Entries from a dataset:
▼▼▼

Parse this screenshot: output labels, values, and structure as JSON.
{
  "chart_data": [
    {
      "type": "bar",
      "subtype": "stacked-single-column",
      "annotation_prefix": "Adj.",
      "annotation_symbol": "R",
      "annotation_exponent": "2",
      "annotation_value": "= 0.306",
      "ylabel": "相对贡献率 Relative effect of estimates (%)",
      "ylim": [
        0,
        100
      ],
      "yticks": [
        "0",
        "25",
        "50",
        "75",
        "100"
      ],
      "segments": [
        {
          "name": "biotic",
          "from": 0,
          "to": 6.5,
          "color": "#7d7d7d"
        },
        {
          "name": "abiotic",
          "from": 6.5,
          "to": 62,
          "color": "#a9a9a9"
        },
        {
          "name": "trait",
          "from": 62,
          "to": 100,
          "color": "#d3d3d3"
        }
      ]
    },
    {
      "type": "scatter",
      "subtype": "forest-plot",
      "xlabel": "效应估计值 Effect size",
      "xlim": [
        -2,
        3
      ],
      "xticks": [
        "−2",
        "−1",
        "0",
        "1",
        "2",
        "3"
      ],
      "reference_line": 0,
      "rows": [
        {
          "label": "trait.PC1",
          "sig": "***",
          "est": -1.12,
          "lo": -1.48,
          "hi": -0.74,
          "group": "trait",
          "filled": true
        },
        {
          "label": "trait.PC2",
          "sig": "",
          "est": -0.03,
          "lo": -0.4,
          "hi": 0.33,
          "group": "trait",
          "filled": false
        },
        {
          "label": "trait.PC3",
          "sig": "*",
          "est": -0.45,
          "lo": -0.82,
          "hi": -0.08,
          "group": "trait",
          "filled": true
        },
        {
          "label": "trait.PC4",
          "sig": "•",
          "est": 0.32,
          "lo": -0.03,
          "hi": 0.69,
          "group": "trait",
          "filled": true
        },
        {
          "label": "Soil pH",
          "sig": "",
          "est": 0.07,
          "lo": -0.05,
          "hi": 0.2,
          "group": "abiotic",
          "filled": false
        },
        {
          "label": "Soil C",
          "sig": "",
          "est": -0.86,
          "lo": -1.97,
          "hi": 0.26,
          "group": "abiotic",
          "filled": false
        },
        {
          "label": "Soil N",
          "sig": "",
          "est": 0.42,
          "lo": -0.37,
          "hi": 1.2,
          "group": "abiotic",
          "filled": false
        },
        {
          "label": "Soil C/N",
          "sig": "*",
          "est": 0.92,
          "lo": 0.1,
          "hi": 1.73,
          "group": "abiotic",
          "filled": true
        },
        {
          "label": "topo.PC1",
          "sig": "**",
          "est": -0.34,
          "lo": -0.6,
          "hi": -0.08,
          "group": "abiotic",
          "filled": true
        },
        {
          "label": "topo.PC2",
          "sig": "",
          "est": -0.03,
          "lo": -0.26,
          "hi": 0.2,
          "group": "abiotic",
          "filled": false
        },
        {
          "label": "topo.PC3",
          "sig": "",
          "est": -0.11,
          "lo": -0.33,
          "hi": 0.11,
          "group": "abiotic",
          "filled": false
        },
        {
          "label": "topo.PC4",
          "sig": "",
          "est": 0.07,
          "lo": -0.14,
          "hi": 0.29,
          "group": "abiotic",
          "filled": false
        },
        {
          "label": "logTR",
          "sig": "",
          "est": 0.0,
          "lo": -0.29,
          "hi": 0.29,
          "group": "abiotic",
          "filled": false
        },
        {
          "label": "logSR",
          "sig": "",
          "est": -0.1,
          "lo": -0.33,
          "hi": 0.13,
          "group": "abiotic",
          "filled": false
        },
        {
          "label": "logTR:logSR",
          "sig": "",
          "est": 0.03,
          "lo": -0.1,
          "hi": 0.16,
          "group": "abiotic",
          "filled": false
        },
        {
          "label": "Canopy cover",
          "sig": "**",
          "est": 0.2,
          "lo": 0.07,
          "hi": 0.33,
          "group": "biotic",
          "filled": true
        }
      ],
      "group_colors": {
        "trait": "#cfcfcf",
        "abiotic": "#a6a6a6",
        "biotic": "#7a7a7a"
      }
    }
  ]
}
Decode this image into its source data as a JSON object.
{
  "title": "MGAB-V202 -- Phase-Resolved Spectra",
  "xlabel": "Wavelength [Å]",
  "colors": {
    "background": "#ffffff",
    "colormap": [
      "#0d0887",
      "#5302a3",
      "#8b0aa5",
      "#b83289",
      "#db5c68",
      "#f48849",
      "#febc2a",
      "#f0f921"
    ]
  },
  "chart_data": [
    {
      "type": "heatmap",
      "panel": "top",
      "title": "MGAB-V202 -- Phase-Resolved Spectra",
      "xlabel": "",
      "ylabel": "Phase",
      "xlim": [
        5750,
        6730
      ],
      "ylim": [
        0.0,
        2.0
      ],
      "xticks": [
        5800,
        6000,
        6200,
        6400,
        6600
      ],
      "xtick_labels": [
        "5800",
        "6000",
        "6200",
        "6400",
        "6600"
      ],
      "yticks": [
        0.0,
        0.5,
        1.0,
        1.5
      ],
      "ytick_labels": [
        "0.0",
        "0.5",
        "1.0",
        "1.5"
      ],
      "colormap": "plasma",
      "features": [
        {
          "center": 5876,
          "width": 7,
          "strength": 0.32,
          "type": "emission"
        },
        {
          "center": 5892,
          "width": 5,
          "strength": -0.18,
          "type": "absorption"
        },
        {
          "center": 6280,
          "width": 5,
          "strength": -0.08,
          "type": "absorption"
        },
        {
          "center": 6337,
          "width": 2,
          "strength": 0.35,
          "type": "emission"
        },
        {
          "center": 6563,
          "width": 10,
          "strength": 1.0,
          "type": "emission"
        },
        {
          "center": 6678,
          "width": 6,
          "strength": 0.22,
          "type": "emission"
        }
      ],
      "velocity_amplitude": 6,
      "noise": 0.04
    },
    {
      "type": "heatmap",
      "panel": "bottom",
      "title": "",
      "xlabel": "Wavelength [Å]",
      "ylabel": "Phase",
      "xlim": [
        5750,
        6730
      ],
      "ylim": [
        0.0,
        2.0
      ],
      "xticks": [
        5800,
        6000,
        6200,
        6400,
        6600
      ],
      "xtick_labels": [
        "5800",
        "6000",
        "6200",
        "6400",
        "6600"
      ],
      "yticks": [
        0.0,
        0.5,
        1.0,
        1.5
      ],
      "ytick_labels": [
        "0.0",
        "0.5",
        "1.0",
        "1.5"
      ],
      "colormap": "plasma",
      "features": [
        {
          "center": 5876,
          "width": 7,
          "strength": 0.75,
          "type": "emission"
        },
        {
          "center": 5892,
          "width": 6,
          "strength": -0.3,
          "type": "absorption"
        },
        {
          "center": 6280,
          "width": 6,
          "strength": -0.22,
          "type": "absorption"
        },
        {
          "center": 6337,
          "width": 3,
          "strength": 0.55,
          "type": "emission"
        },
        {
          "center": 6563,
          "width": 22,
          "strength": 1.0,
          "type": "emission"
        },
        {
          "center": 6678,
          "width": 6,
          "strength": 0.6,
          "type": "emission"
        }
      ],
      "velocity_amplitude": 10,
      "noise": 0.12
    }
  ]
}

▲▲▲

### Task brief
In the material above, show every line where the word "Spectra" turns up.

### Solution for this task
  "title": "MGAB-V202 -- Phase-Resolved Spectra",
      "title": "MGAB-V202 -- Phase-Resolved Spectra",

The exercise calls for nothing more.